> EXTRACTED RECORDS:

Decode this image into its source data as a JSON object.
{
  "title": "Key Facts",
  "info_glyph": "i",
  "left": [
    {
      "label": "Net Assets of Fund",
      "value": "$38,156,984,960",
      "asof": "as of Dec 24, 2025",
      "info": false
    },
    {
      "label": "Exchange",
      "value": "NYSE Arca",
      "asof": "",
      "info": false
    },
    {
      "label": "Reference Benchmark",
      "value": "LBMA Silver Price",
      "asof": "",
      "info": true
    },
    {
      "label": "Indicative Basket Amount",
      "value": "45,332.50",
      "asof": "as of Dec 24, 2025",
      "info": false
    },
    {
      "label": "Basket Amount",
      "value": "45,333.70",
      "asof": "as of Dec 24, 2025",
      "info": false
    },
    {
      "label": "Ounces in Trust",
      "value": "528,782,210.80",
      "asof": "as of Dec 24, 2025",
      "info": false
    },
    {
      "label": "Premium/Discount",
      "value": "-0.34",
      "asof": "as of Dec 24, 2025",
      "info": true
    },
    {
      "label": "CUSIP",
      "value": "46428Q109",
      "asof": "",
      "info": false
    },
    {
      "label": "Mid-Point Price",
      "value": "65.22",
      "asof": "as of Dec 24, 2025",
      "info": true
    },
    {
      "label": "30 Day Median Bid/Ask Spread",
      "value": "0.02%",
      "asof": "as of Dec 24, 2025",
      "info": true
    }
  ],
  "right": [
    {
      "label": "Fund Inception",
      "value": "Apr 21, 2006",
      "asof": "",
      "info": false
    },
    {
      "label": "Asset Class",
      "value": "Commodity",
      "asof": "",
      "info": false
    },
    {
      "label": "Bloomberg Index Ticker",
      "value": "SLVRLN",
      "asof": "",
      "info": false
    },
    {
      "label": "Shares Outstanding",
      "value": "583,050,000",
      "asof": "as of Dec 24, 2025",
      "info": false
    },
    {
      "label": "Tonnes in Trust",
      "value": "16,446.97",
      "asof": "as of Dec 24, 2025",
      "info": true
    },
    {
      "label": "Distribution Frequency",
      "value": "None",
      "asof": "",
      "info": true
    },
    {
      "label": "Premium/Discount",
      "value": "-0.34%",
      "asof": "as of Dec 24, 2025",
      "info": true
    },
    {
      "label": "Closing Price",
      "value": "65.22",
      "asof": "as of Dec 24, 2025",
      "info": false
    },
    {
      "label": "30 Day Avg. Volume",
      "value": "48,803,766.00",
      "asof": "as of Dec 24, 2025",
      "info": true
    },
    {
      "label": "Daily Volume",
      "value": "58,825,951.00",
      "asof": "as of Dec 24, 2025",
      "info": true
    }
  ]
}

> EXERCISE BRIEF: Copy out all of the data exactly, leaving nothing out.

> RESPONSE TO THIS TASK:
Decode this image into its source data as a JSON object.
{
  "title": "Key Facts",
  "info_glyph": "i",
  "left": [
    {
      "label": "Net Assets of Fund",
      "value": "$38,156,984,960",
      "asof": "as of Dec 24, 2025",
      "info": false
    },
    {
      "label": "Exchange",
      "value": "NYSE Arca",
      "asof": "",
      "info": false
    },
    {
      "label": "Reference Benchmark",
      "value": "LBMA Silver Price",
      "asof": "",
      "info": true
    },
    {
      "label": "Indicative Basket Amount",
      "value": "45,332.50",
      "asof": "as of Dec 24, 2025",
      "info": false
    },
    {
      "label": "Basket Amount",
      "value": "45,333.70",
      "asof": "as of Dec 24, 2025",
      "info": false
    },
    {
      "label": "Ounces in Trust",
      "value": "528,782,210.80",
      "asof": "as of Dec 24, 2025",
      "info": false
    },
    {
      "label": "Premium/Discount",
      "value": "-0.34",
      "asof": "as of Dec 24, 2025",
      "info": true
    },
    {
      "label": "CUSIP",
      "value": "46428Q109",
      "asof": "",
      "info": false
    },
    {
      "label": "Mid-Point Price",
      "value": "65.22",
      "asof": "as of Dec 24, 2025",
      "info": true
    },
    {
      "label": "30 Day Median Bid/Ask Spread",
      "value": "0.02%",
      "asof": "as of Dec 24, 2025",
      "info": true
    }
  ],
  "right": [
    {
      "label": "Fund Inception",
      "value": "Apr 21, 2006",
      "asof": "",
      "info": false
    },
    {
      "label": "Asset Class",
      "value": "Commodity",
      "asof": "",
      "info": false
    },
    {
      "label": "Bloomberg Index Ticker",
      "value": "SLVRLN",
      "asof": "",
      "info": false
    },
    {
      "label": "Shares Outstanding",
      "value": "583,050,000",
      "asof": "as of Dec 24, 2025",
      "info": false
    },
    {
      "label": "Tonnes in Trust",
      "value": "16,446.97",
      "asof": "as of Dec 24, 2025",
      "info": true
    },
    {
      "label": "Distribution Frequency",
      "value": "None",
      "asof": "",
      "info": true
    },
    {
      "label": "Premium/Discount",
      "value": "-0.34%",
      "asof": "as of Dec 24, 2025",
      "info": true
    },
    {
      "label": "Closing Price",
      "value": "65.22",
      "asof": "as of Dec 24, 2025",
      "info": false
    },
    {
      "label": "30 Day Avg. Volume",
      "value": "48,803,766.00",
      "asof": "as of Dec 24, 2025",
      "info": true
    },
    {
      "label": "Daily Volume",
      "value": "58,825,951.00",
      "asof": "as of Dec 24, 2025",
      "info": true
    }
  ]
}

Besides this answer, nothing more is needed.